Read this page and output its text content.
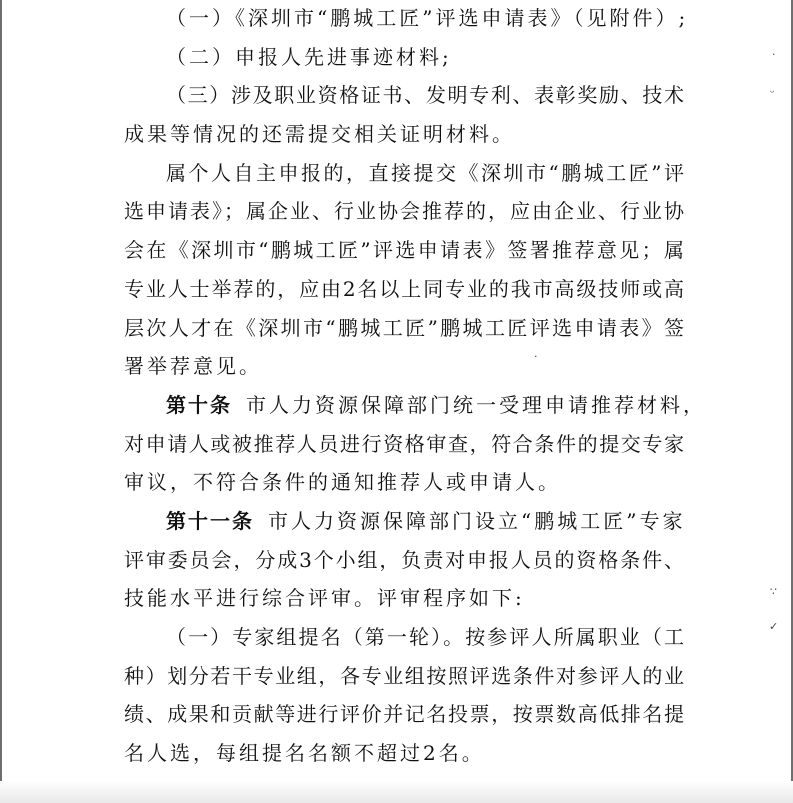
（一）《深圳市“鹏城工匠”评选申请表》（见附件）;
（二）申报人先进事迹材料;
（三）涉及职业资格证书、发明专利、表彰奖励、技术
成果等情况的还需提交相关证明材料。
属个人自主申报的，直接提交《深圳市“鹏城工匠”评
选申请表》；属企业、行业协会推荐的，应由企业、行业协
会在《深圳市“鹏城工匠”评选申请表》签署推荐意见；属
专业人士举荐的，应由2名以上同专业的我市高级技师或高
层次人才在《深圳市“鹏城工匠”鹏城工匠评选申请表》签
署举荐意见。
第十条 市人力资源保障部门统一受理申请推荐材料，
对申请人或被推荐人员进行资格审查，符合条件的提交专家
审议，不符合条件的通知推荐人或申请人。
第十一条 市人力资源保障部门设立“鹏城工匠”专家
评审委员会，分成3个小组，负责对申报人员的资格条件、
技能水平进行综合评审。评审程序如下:
（一）专家组提名（第一轮）。按参评人所属职业（工
种）划分若干专业组，各专业组按照评选条件对参评人的业
绩、成果和贡献等进行评价并记名投票，按票数高低排名提
名人选，每组提名名额不超过2名。
·
ᵕ
·
∵
✓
● ● ● ● ● ● ●
**Exercise directions**.
Using the data above, write out every line exactly, leaving the images behind.

**Exercise response**.
Read this page and output its text content.
（一）《深圳市“鹏城工匠”评选申请表》（见附件）;
（二）申报人先进事迹材料;
（三）涉及职业资格证书、发明专利、表彰奖励、技术
成果等情况的还需提交相关证明材料。
属个人自主申报的，直接提交《深圳市“鹏城工匠”评
选申请表》；属企业、行业协会推荐的，应由企业、行业协
会在《深圳市“鹏城工匠”评选申请表》签署推荐意见；属
专业人士举荐的，应由2名以上同专业的我市高级技师或高
层次人才在《深圳市“鹏城工匠”鹏城工匠评选申请表》签
署举荐意见。
第十条 市人力资源保障部门统一受理申请推荐材料，
对申请人或被推荐人员进行资格审查，符合条件的提交专家
审议，不符合条件的通知推荐人或申请人。
第十一条 市人力资源保障部门设立“鹏城工匠”专家
评审委员会，分成3个小组，负责对申报人员的资格条件、
技能水平进行综合评审。评审程序如下:
（一）专家组提名（第一轮）。按参评人所属职业（工
种）划分若干专业组，各专业组按照评选条件对参评人的业
绩、成果和贡献等进行评价并记名投票，按票数高低排名提
名人选，每组提名名额不超过2名。
·
ᵕ
·
∵
✓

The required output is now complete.